:: Problem to solve ::
Print the whole listing exactly.

:: Records for processing ::
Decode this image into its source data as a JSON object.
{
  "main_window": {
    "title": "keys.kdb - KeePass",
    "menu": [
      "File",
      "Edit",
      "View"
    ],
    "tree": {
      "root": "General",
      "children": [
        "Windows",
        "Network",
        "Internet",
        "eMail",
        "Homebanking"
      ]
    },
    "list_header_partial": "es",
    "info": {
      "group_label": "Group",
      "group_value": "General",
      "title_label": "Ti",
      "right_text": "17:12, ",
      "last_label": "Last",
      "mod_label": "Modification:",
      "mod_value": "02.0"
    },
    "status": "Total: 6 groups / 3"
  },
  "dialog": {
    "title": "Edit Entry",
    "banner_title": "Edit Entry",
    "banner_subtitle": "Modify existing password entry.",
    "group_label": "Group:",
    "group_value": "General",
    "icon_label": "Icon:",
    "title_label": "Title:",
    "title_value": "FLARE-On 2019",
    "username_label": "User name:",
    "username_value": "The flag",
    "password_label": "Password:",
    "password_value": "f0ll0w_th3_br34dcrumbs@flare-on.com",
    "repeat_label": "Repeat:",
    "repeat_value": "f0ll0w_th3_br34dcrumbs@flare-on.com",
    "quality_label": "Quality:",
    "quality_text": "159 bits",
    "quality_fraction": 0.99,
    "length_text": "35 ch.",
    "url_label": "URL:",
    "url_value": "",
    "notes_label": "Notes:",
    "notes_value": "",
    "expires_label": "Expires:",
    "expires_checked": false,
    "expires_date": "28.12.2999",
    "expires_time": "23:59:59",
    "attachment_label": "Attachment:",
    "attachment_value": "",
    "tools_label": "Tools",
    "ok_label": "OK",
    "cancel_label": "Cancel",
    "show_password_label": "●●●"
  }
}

:: Result of the exercise ::
Decode this image into its source data as a JSON object.
{
  "main_window": {
    "title": "keys.kdb - KeePass",
    "menu": [
      "File",
      "Edit",
      "View"
    ],
    "tree": {
      "root": "General",
      "children": [
        "Windows",
        "Network",
        "Internet",
        "eMail",
        "Homebanking"
      ]
    },
    "list_header_partial": "es",
    "info": {
      "group_label": "Group",
      "group_value": "General",
      "title_label": "Ti",
      "right_text": "17:12, ",
      "last_label": "Last",
      "mod_label": "Modification:",
      "mod_value": "02.0"
    },
    "status": "Total: 6 groups / 3"
  },
  "dialog": {
    "title": "Edit Entry",
    "banner_title": "Edit Entry",
    "banner_subtitle": "Modify existing password entry.",
    "group_label": "Group:",
    "group_value": "General",
    "icon_label": "Icon:",
    "title_label": "Title:",
    "title_value": "FLARE-On 2019",
    "username_label": "User name:",
    "username_value": "The flag",
    "password_label": "Password:",
    "password_value": "f0ll0w_th3_br34dcrumbs@flare-on.com",
    "repeat_label": "Repeat:",
    "repeat_value": "f0ll0w_th3_br34dcrumbs@flare-on.com",
    "quality_label": "Quality:",
    "quality_text": "159 bits",
    "quality_fraction": 0.99,
    "length_text": "35 ch.",
    "url_label": "URL:",
    "url_value": "",
    "notes_label": "Notes:",
    "notes_value": "",
    "expires_label": "Expires:",
    "expires_checked": false,
    "expires_date": "28.12.2999",
    "expires_time": "23:59:59",
    "attachment_label": "Attachment:",
    "attachment_value": "",
    "tools_label": "Tools",
    "ok_label": "OK",
    "cancel_label": "Cancel",
    "show_password_label": "●●●"
  }
}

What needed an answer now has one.